▸ Problem details
Pictures in the data below are not part of the copy; transcribe everything else exactly.

▸ Supplied information

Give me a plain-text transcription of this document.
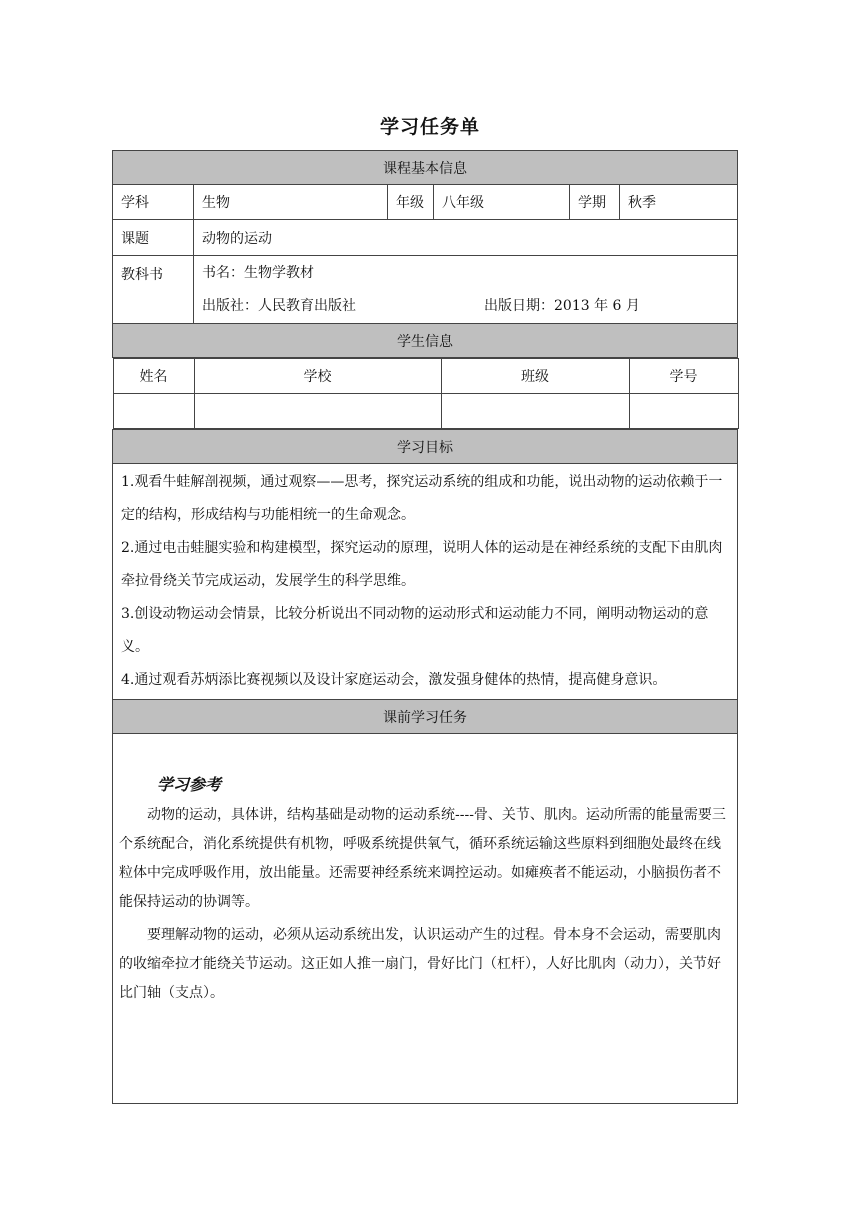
学习任务单
课程基本信息
学科	生物	年级	八年级	学期	秋季
课题	动物的运动
教科书	书名：生物学教材
出版社：人民教育出版社	出版日期：2013 年 6 月

学生信息

姓名	学校	班级	学号

学习目标

1.观看牛蛙解剖视频，通过观察——思考，探究运动系统的组成和功能，说出动物的运动依赖于一定的结构，形成结构与功能相统一的生命观念。

2.通过电击蛙腿实验和构建模型，探究运动的原理，说明人体的运动是在神经系统的支配下由肌肉牵拉骨绕关节完成运动，发展学生的科学思维。

3.创设动物运动会情景，比较分析说出不同动物的运动形式和运动能力不同，阐明动物运动的意义。

4.通过观看苏炳添比赛视频以及设计家庭运动会，激发强身健体的热情，提高健身意识。

课前学习任务

学习参考

动物的运动，具体讲，结构基础是动物的运动系统----骨、关节、肌肉。运动所需的能量需要三个系统配合，消化系统提供有机物，呼吸系统提供氧气，循环系统运输这些原料到细胞处最终在线粒体中完成呼吸作用，放出能量。还需要神经系统来调控运动。如瘫痪者不能运动，小脑损伤者不能保持运动的协调等。

要理解动物的运动，必须从运动系统出发，认识运动产生的过程。骨本身不会运动，需要肌肉的收缩牵拉才能绕关节运动。这正如人推一扇门，骨好比门（杠杆），人好比肌肉（动力），关节好比门轴（支点）。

▸ Worked answer
Give me a plain-text transcription of this document.
学习任务单
课程基本信息
学科	生物	年级	八年级	学期	秋季
课题	动物的运动
教科书	书名：生物学教材
出版社：人民教育出版社	出版日期：2013 年 6 月

学生信息

姓名	学校	班级	学号

学习目标

1.观看牛蛙解剖视频，通过观察——思考，探究运动系统的组成和功能，说出动物的运动依赖于一定的结构，形成结构与功能相统一的生命观念。

2.通过电击蛙腿实验和构建模型，探究运动的原理，说明人体的运动是在神经系统的支配下由肌肉牵拉骨绕关节完成运动，发展学生的科学思维。

3.创设动物运动会情景，比较分析说出不同动物的运动形式和运动能力不同，阐明动物运动的意义。

4.通过观看苏炳添比赛视频以及设计家庭运动会，激发强身健体的热情，提高健身意识。

课前学习任务

学习参考

动物的运动，具体讲，结构基础是动物的运动系统----骨、关节、肌肉。运动所需的能量需要三个系统配合，消化系统提供有机物，呼吸系统提供氧气，循环系统运输这些原料到细胞处最终在线粒体中完成呼吸作用，放出能量。还需要神经系统来调控运动。如瘫痪者不能运动，小脑损伤者不能保持运动的协调等。

要理解动物的运动，必须从运动系统出发，认识运动产生的过程。骨本身不会运动，需要肌肉的收缩牵拉才能绕关节运动。这正如人推一扇门，骨好比门（杠杆），人好比肌肉（动力），关节好比门轴（支点）。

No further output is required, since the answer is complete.